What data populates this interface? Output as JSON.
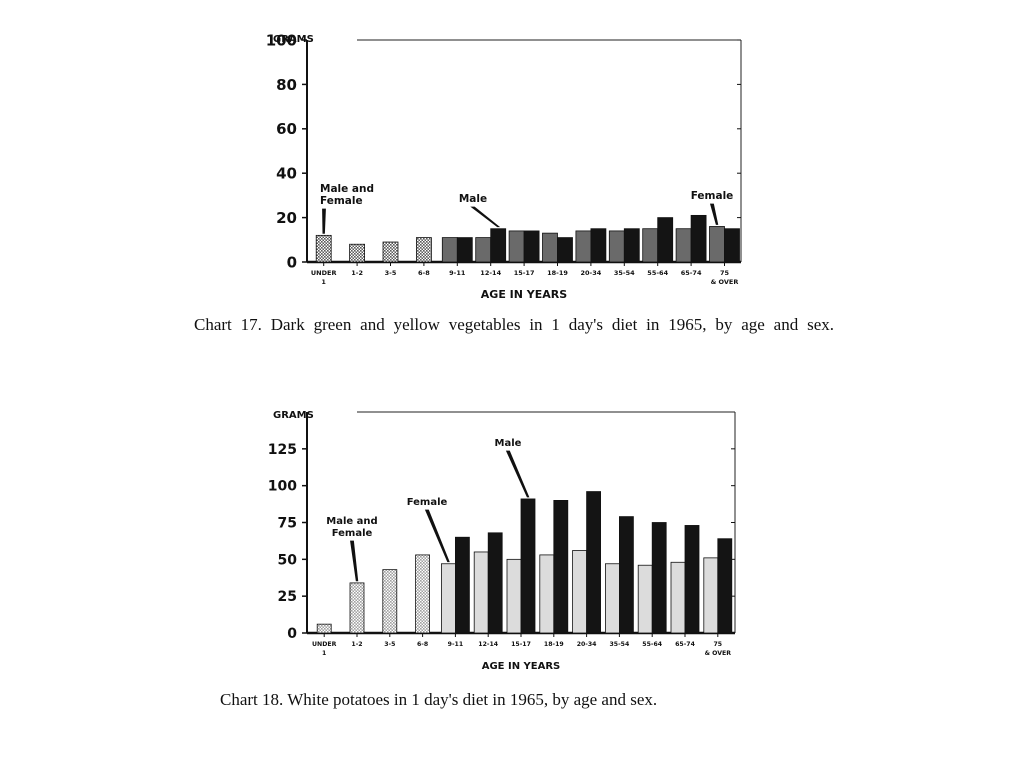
{
  "chart_data": [
    {
      "id": "chart17",
      "type": "bar",
      "ylabel": "GRAMS",
      "xlabel": "AGE IN YEARS",
      "ylim": [
        0,
        100
      ],
      "yticks": [
        0,
        20,
        40,
        60,
        80,
        100
      ],
      "categories": [
        "UNDER 1",
        "1-2",
        "3-5",
        "6-8",
        "9-11",
        "12-14",
        "15-17",
        "18-19",
        "20-34",
        "35-54",
        "55-64",
        "65-74",
        "75 & OVER"
      ],
      "combined_groups": 4,
      "series": [
        {
          "key": "combined",
          "values": [
            12,
            8,
            9,
            11,
            null,
            null,
            null,
            null,
            null,
            null,
            null,
            null,
            null
          ]
        },
        {
          "key": "female",
          "values": [
            null,
            null,
            null,
            null,
            11,
            11,
            14,
            13,
            14,
            14,
            15,
            15,
            16
          ]
        },
        {
          "key": "male",
          "values": [
            null,
            null,
            null,
            null,
            11,
            15,
            14,
            11,
            15,
            15,
            20,
            21,
            15
          ]
        }
      ],
      "annotations": [
        {
          "text": "Male and Female",
          "lines": [
            "Male and",
            "Female"
          ],
          "target": "combined:0"
        },
        {
          "text": "Male",
          "lines": [
            "Male"
          ],
          "target": "male:5"
        },
        {
          "text": "Female",
          "lines": [
            "Female"
          ],
          "target": "female:12"
        }
      ],
      "legend": "none",
      "grid": false,
      "bar_colors": {
        "combined": "#5a5a5a",
        "female": "#6a6a6a",
        "male": "#141414"
      },
      "caption": "Chart 17. Dark green and yellow vegetables in 1 day's diet in 1965, by age and sex."
    },
    {
      "id": "chart18",
      "type": "bar",
      "ylabel": "GRAMS",
      "xlabel": "AGE IN YEARS",
      "ylim": [
        0,
        150
      ],
      "yticks": [
        0,
        25,
        50,
        75,
        100,
        125
      ],
      "categories": [
        "UNDER 1",
        "1-2",
        "3-5",
        "6-8",
        "9-11",
        "12-14",
        "15-17",
        "18-19",
        "20-34",
        "35-54",
        "55-64",
        "65-74",
        "75 & OVER"
      ],
      "combined_groups": 4,
      "series": [
        {
          "key": "combined",
          "values": [
            6,
            34,
            43,
            53,
            null,
            null,
            null,
            null,
            null,
            null,
            null,
            null,
            null
          ]
        },
        {
          "key": "female",
          "values": [
            null,
            null,
            null,
            null,
            47,
            55,
            50,
            53,
            56,
            47,
            46,
            48,
            51
          ]
        },
        {
          "key": "male",
          "values": [
            null,
            null,
            null,
            null,
            65,
            68,
            91,
            90,
            96,
            79,
            75,
            73,
            64
          ]
        }
      ],
      "annotations": [
        {
          "text": "Male and Female",
          "lines": [
            "Male and",
            "Female"
          ],
          "target": "combined:1"
        },
        {
          "text": "Female",
          "lines": [
            "Female"
          ],
          "target": "female:4"
        },
        {
          "text": "Male",
          "lines": [
            "Male"
          ],
          "target": "male:6"
        }
      ],
      "legend": "none",
      "grid": false,
      "bar_colors": {
        "combined": "#a0a0a0",
        "female": "#dcdcdc",
        "male": "#141414"
      },
      "caption": "Chart 18. White potatoes in 1 day's diet in 1965, by age and sex."
    }
  ]
}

-.-.-

■ Problem statement ■
Except for the pictures, print the data above exactly.

■ Output below ■
What data populates this interface? Output as JSON.
{
  "chart_data": [
    {
      "id": "chart17",
      "type": "bar",
      "ylabel": "GRAMS",
      "xlabel": "AGE IN YEARS",
      "ylim": [
        0,
        100
      ],
      "yticks": [
        0,
        20,
        40,
        60,
        80,
        100
      ],
      "categories": [
        "UNDER 1",
        "1-2",
        "3-5",
        "6-8",
        "9-11",
        "12-14",
        "15-17",
        "18-19",
        "20-34",
        "35-54",
        "55-64",
        "65-74",
        "75 & OVER"
      ],
      "combined_groups": 4,
      "series": [
        {
          "key": "combined",
          "values": [
            12,
            8,
            9,
            11,
            null,
            null,
            null,
            null,
            null,
            null,
            null,
            null,
            null
          ]
        },
        {
          "key": "female",
          "values": [
            null,
            null,
            null,
            null,
            11,
            11,
            14,
            13,
            14,
            14,
            15,
            15,
            16
          ]
        },
        {
          "key": "male",
          "values": [
            null,
            null,
            null,
            null,
            11,
            15,
            14,
            11,
            15,
            15,
            20,
            21,
            15
          ]
        }
      ],
      "annotations": [
        {
          "text": "Male and Female",
          "lines": [
            "Male and",
            "Female"
          ],
          "target": "combined:0"
        },
        {
          "text": "Male",
          "lines": [
            "Male"
          ],
          "target": "male:5"
        },
        {
          "text": "Female",
          "lines": [
            "Female"
          ],
          "target": "female:12"
        }
      ],
      "legend": "none",
      "grid": false,
      "bar_colors": {
        "combined": "#5a5a5a",
        "female": "#6a6a6a",
        "male": "#141414"
      },
      "caption": "Chart 17. Dark green and yellow vegetables in 1 day's diet in 1965, by age and sex."
    },
    {
      "id": "chart18",
      "type": "bar",
      "ylabel": "GRAMS",
      "xlabel": "AGE IN YEARS",
      "ylim": [
        0,
        150
      ],
      "yticks": [
        0,
        25,
        50,
        75,
        100,
        125
      ],
      "categories": [
        "UNDER 1",
        "1-2",
        "3-5",
        "6-8",
        "9-11",
        "12-14",
        "15-17",
        "18-19",
        "20-34",
        "35-54",
        "55-64",
        "65-74",
        "75 & OVER"
      ],
      "combined_groups": 4,
      "series": [
        {
          "key": "combined",
          "values": [
            6,
            34,
            43,
            53,
            null,
            null,
            null,
            null,
            null,
            null,
            null,
            null,
            null
          ]
        },
        {
          "key": "female",
          "values": [
            null,
            null,
            null,
            null,
            47,
            55,
            50,
            53,
            56,
            47,
            46,
            48,
            51
          ]
        },
        {
          "key": "male",
          "values": [
            null,
            null,
            null,
            null,
            65,
            68,
            91,
            90,
            96,
            79,
            75,
            73,
            64
          ]
        }
      ],
      "annotations": [
        {
          "text": "Male and Female",
          "lines": [
            "Male and",
            "Female"
          ],
          "target": "combined:1"
        },
        {
          "text": "Female",
          "lines": [
            "Female"
          ],
          "target": "female:4"
        },
        {
          "text": "Male",
          "lines": [
            "Male"
          ],
          "target": "male:6"
        }
      ],
      "legend": "none",
      "grid": false,
      "bar_colors": {
        "combined": "#a0a0a0",
        "female": "#dcdcdc",
        "male": "#141414"
      },
      "caption": "Chart 18. White potatoes in 1 day's diet in 1965, by age and sex."
    }
  ]
}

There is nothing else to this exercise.